Exercise objective: Give an exact transcription of every line, dropping the images.

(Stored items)
────────

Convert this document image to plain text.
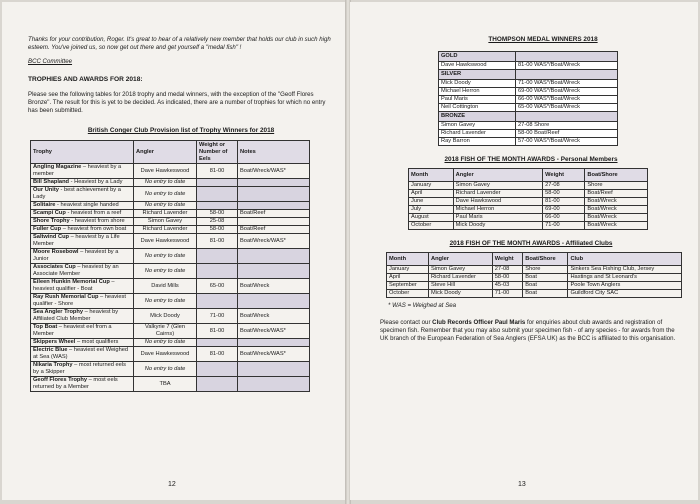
Thanks for your contribution, Roger. It's great to hear of a relatively new member that holds our club in such high esteem. You've joined us, so now get out there and get yourself a "medal fish" !

BCC Committee

TROPHIES AND AWARDS FOR 2018:

Please see the following tables for 2018 trophy and medal winners, with the exception of the "Geoff Flores Bronze". The result for this is yet to be decided. As indicated, there are a number of trophies for which no entry has been submitted.

British Conger Club Provision list of Trophy Winners for 2018

Trophy	Angler	Weight or Number of Eels	Notes
Angling Magazine – heaviest by a member	Dave Hawkeswood	81-00	Boat/Wreck/WAS*
Bill Shapland - Heaviest by a Lady	No entry to date		
Our Unity - best achievement by a Lady	No entry to date		
Solitaire - heaviest single handed	No entry to date		
Scampi Cup - heaviest from a reef	Richard Lavender	58-00	Boat/Reef
Shore Trophy - heaviest from shore	Simon Gavey	25-08	
Fuller Cup – heaviest from own boat	Richard Lavender	58-00	Boat/Reef
Saltwind Cup – heaviest by a Life Member	Dave Hawkeswood	81-00	Boat/Wreck/WAS*
Moore Rosebowl – heaviest by a Junior	No entry to date		
Associates Cup – heaviest by an Associate Member	No entry to date		
Eileen Hunkin Memorial Cup – heaviest qualifier - Boat	David Mills	65-00	Boat/Wreck
Ray Rush Memorial Cup – heaviest qualifier - Shore	No entry to date		
Sea Angler Trophy – heaviest by Affiliated Club Member	Mick Doody	71-00	Boat/Wreck
Top Boat – heaviest eel from a Member	Valkyrie 7 (Glen Cairns)	81-00	Boat/Wreck/WAS*
Skippers Wheel – most qualifiers	No entry to date		
Electric Blue – heaviest eel Weighed at Sea (WAS)	Dave Hawkeswood	81-00	Boat/Wreck/WAS*
Nikaria Trophy – most returned eels by a Skipper	No entry to date		
Geoff Flores Trophy – most eels returned by a Member	TBA		
12

THOMPSON MEDAL WINNERS 2018

GOLD	
Dave Hawkswood	81-00 WAS*/Boat/Wreck
SILVER	
Mick Doody	71-00 WAS*/Boat/Wreck
Michael Herron	69-00 WAS*/Boat/Wreck
Paul Maris	66-00 WAS*/Boat/Wreck
Neil Cottington	65-00 WAS*/Boat/Wreck
BRONZE	
Simon Gavey	27-08 Shore
Richard Lavender	58-00 Boat/Reef
Ray Barron	57-00 WAS*/Boat/Wreck

2018 FISH OF THE MONTH AWARDS - Personal Members

Month	Angler	Weight	Boat/Shore
January	Simon Gavey	27-08	Shore
April	Richard Lavender	58-00	Boat/Reef
June	Dave Hawkswood	81-00	Boat/Wreck
July	Michael Herron	69-00	Boat/Wreck
August	Paul Maris	66-00	Boat/Wreck
October	Mick Doody	71-00	Boat/Wreck

2018 FISH OF THE MONTH AWARDS - Affiliated Clubs

Month	Angler	Weight	Boat/Shore	Club
January	Simon Gavey	27-08	Shore	Sinkers Sea Fishing Club, Jersey
April	Richard Lavender	58-00	Boat	Hastings and St Leonard's
September	Steve Hill	45-03	Boat	Poole Town Anglers
October	Mick Doody	71-00	Boat	Guildford City SAC

* WAS = Weighed at Sea

Please contact our Club Records Officer Paul Maris for enquiries about club awards and registration of specimen fish. Remember that you may also submit your specimen fish - of any species - for awards from the UK branch of the European Federation of Sea Anglers (EFSA UK) as the BCC is affiliated to this organisation.

13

────────

Solved exercise:
Convert this document image to plain text.
Thanks for your contribution, Roger. It's great to hear of a relatively new member that holds our club in such high esteem. You've joined us, so now get out there and get yourself a "medal fish" !

BCC Committee

TROPHIES AND AWARDS FOR 2018:

Please see the following tables for 2018 trophy and medal winners, with the exception of the "Geoff Flores Bronze". The result for this is yet to be decided. As indicated, there are a number of trophies for which no entry has been submitted.

British Conger Club Provision list of Trophy Winners for 2018

Trophy	Angler	Weight or Number of Eels	Notes
Angling Magazine – heaviest by a member	Dave Hawkeswood	81-00	Boat/Wreck/WAS*
Bill Shapland - Heaviest by a Lady	No entry to date		
Our Unity - best achievement by a Lady	No entry to date		
Solitaire - heaviest single handed	No entry to date		
Scampi Cup - heaviest from a reef	Richard Lavender	58-00	Boat/Reef
Shore Trophy - heaviest from shore	Simon Gavey	25-08	
Fuller Cup – heaviest from own boat	Richard Lavender	58-00	Boat/Reef
Saltwind Cup – heaviest by a Life Member	Dave Hawkeswood	81-00	Boat/Wreck/WAS*
Moore Rosebowl – heaviest by a Junior	No entry to date		
Associates Cup – heaviest by an Associate Member	No entry to date		
Eileen Hunkin Memorial Cup – heaviest qualifier - Boat	David Mills	65-00	Boat/Wreck
Ray Rush Memorial Cup – heaviest qualifier - Shore	No entry to date		
Sea Angler Trophy – heaviest by Affiliated Club Member	Mick Doody	71-00	Boat/Wreck
Top Boat – heaviest eel from a Member	Valkyrie 7 (Glen Cairns)	81-00	Boat/Wreck/WAS*
Skippers Wheel – most qualifiers	No entry to date		
Electric Blue – heaviest eel Weighed at Sea (WAS)	Dave Hawkeswood	81-00	Boat/Wreck/WAS*
Nikaria Trophy – most returned eels by a Skipper	No entry to date		
Geoff Flores Trophy – most eels returned by a Member	TBA		
12

THOMPSON MEDAL WINNERS 2018

GOLD	
Dave Hawkswood	81-00 WAS*/Boat/Wreck
SILVER	
Mick Doody	71-00 WAS*/Boat/Wreck
Michael Herron	69-00 WAS*/Boat/Wreck
Paul Maris	66-00 WAS*/Boat/Wreck
Neil Cottington	65-00 WAS*/Boat/Wreck
BRONZE	
Simon Gavey	27-08 Shore
Richard Lavender	58-00 Boat/Reef
Ray Barron	57-00 WAS*/Boat/Wreck

2018 FISH OF THE MONTH AWARDS - Personal Members

Month	Angler	Weight	Boat/Shore
January	Simon Gavey	27-08	Shore
April	Richard Lavender	58-00	Boat/Reef
June	Dave Hawkswood	81-00	Boat/Wreck
July	Michael Herron	69-00	Boat/Wreck
August	Paul Maris	66-00	Boat/Wreck
October	Mick Doody	71-00	Boat/Wreck

2018 FISH OF THE MONTH AWARDS - Affiliated Clubs

Month	Angler	Weight	Boat/Shore	Club
January	Simon Gavey	27-08	Shore	Sinkers Sea Fishing Club, Jersey
April	Richard Lavender	58-00	Boat	Hastings and St Leonard's
September	Steve Hill	45-03	Boat	Poole Town Anglers
October	Mick Doody	71-00	Boat	Guildford City SAC

* WAS = Weighed at Sea

Please contact our Club Records Officer Paul Maris for enquiries about club awards and registration of specimen fish. Remember that you may also submit your specimen fish - of any species - for awards from the UK branch of the European Federation of Sea Anglers (EFSA UK) as the BCC is affiliated to this organisation.

13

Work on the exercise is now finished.